**What is required:** Output the records. Match them exactly.
-- Begin Provided records --
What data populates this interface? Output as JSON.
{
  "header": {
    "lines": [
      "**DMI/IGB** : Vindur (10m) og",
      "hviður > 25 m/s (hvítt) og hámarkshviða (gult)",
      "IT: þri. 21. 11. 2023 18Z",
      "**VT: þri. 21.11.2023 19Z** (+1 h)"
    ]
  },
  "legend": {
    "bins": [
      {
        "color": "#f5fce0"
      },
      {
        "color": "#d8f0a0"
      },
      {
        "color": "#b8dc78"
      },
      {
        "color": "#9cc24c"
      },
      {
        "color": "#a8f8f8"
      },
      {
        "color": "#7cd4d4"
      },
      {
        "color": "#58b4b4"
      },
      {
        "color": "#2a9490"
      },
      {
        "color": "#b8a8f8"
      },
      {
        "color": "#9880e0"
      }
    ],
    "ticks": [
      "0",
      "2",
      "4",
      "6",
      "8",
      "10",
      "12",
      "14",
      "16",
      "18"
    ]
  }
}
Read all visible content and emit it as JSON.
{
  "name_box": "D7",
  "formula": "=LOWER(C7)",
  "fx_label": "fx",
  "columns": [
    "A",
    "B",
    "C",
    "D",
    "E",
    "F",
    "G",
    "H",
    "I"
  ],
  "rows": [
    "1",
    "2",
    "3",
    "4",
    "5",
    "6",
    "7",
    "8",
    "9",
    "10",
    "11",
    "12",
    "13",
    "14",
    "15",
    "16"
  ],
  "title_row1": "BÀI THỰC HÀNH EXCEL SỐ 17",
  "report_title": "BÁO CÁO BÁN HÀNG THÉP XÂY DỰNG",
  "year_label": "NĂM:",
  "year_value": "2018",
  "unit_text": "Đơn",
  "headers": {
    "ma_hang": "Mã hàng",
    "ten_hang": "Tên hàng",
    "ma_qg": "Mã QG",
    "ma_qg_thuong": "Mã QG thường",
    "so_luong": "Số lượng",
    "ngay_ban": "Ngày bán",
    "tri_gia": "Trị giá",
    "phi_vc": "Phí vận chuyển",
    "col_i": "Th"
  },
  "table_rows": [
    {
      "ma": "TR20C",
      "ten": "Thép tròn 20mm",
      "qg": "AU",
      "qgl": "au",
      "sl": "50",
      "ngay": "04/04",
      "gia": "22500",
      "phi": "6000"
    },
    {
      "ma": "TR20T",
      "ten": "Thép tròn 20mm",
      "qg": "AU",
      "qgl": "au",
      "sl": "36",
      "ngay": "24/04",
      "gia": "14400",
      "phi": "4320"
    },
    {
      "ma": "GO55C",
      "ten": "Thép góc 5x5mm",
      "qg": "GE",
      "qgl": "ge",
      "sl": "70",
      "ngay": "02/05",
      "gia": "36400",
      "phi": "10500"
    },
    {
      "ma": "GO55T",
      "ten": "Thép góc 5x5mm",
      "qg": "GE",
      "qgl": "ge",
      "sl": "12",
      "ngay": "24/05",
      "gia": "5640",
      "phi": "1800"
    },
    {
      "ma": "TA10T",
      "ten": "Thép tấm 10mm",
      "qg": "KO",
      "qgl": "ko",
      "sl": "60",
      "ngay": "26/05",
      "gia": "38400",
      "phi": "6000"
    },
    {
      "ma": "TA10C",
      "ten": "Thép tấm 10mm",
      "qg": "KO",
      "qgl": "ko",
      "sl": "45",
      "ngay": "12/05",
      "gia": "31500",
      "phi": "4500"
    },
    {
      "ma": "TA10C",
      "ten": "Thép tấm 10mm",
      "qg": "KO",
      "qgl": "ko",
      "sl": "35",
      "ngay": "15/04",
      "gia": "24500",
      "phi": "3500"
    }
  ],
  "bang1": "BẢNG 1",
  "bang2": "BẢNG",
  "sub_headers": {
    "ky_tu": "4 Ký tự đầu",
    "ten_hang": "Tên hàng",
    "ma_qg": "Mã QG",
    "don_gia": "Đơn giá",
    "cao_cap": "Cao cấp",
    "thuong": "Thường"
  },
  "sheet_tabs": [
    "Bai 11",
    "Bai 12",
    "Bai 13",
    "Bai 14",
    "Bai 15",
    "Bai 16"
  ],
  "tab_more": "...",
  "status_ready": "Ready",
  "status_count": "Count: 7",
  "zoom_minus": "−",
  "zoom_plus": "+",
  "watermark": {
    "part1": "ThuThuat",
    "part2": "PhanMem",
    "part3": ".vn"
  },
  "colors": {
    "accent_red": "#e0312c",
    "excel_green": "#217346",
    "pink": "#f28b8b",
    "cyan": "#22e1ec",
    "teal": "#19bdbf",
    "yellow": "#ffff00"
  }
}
-- End Provided records --
**Answer to this problem:**
What data populates this interface? Output as JSON.
{
  "header": {
    "lines": [
      "**DMI/IGB** : Vindur (10m) og",
      "hviður > 25 m/s (hvítt) og hámarkshviða (gult)",
      "IT: þri. 21. 11. 2023 18Z",
      "**VT: þri. 21.11.2023 19Z** (+1 h)"
    ]
  },
  "legend": {
    "bins": [
      {
        "color": "#f5fce0"
      },
      {
        "color": "#d8f0a0"
      },
      {
        "color": "#b8dc78"
      },
      {
        "color": "#9cc24c"
      },
      {
        "color": "#a8f8f8"
      },
      {
        "color": "#7cd4d4"
      },
      {
        "color": "#58b4b4"
      },
      {
        "color": "#2a9490"
      },
      {
        "color": "#b8a8f8"
      },
      {
        "color": "#9880e0"
      }
    ],
    "ticks": [
      "0",
      "2",
      "4",
      "6",
      "8",
      "10",
      "12",
      "14",
      "16",
      "18"
    ]
  }
}
Read all visible content and emit it as JSON.
{
  "name_box": "D7",
  "formula": "=LOWER(C7)",
  "fx_label": "fx",
  "columns": [
    "A",
    "B",
    "C",
    "D",
    "E",
    "F",
    "G",
    "H",
    "I"
  ],
  "rows": [
    "1",
    "2",
    "3",
    "4",
    "5",
    "6",
    "7",
    "8",
    "9",
    "10",
    "11",
    "12",
    "13",
    "14",
    "15",
    "16"
  ],
  "title_row1": "BÀI THỰC HÀNH EXCEL SỐ 17",
  "report_title": "BÁO CÁO BÁN HÀNG THÉP XÂY DỰNG",
  "year_label": "NĂM:",
  "year_value": "2018",
  "unit_text": "Đơn",
  "headers": {
    "ma_hang": "Mã hàng",
    "ten_hang": "Tên hàng",
    "ma_qg": "Mã QG",
    "ma_qg_thuong": "Mã QG thường",
    "so_luong": "Số lượng",
    "ngay_ban": "Ngày bán",
    "tri_gia": "Trị giá",
    "phi_vc": "Phí vận chuyển",
    "col_i": "Th"
  },
  "table_rows": [
    {
      "ma": "TR20C",
      "ten": "Thép tròn 20mm",
      "qg": "AU",
      "qgl": "au",
      "sl": "50",
      "ngay": "04/04",
      "gia": "22500",
      "phi": "6000"
    },
    {
      "ma": "TR20T",
      "ten": "Thép tròn 20mm",
      "qg": "AU",
      "qgl": "au",
      "sl": "36",
      "ngay": "24/04",
      "gia": "14400",
      "phi": "4320"
    },
    {
      "ma": "GO55C",
      "ten": "Thép góc 5x5mm",
      "qg": "GE",
      "qgl": "ge",
      "sl": "70",
      "ngay": "02/05",
      "gia": "36400",
      "phi": "10500"
    },
    {
      "ma": "GO55T",
      "ten": "Thép góc 5x5mm",
      "qg": "GE",
      "qgl": "ge",
      "sl": "12",
      "ngay": "24/05",
      "gia": "5640",
      "phi": "1800"
    },
    {
      "ma": "TA10T",
      "ten": "Thép tấm 10mm",
      "qg": "KO",
      "qgl": "ko",
      "sl": "60",
      "ngay": "26/05",
      "gia": "38400",
      "phi": "6000"
    },
    {
      "ma": "TA10C",
      "ten": "Thép tấm 10mm",
      "qg": "KO",
      "qgl": "ko",
      "sl": "45",
      "ngay": "12/05",
      "gia": "31500",
      "phi": "4500"
    },
    {
      "ma": "TA10C",
      "ten": "Thép tấm 10mm",
      "qg": "KO",
      "qgl": "ko",
      "sl": "35",
      "ngay": "15/04",
      "gia": "24500",
      "phi": "3500"
    }
  ],
  "bang1": "BẢNG 1",
  "bang2": "BẢNG",
  "sub_headers": {
    "ky_tu": "4 Ký tự đầu",
    "ten_hang": "Tên hàng",
    "ma_qg": "Mã QG",
    "don_gia": "Đơn giá",
    "cao_cap": "Cao cấp",
    "thuong": "Thường"
  },
  "sheet_tabs": [
    "Bai 11",
    "Bai 12",
    "Bai 13",
    "Bai 14",
    "Bai 15",
    "Bai 16"
  ],
  "tab_more": "...",
  "status_ready": "Ready",
  "status_count": "Count: 7",
  "zoom_minus": "−",
  "zoom_plus": "+",
  "watermark": {
    "part1": "ThuThuat",
    "part2": "PhanMem",
    "part3": ".vn"
  },
  "colors": {
    "accent_red": "#e0312c",
    "excel_green": "#217346",
    "pink": "#f28b8b",
    "cyan": "#22e1ec",
    "teal": "#19bdbf",
    "yellow": "#ffff00"
  }
}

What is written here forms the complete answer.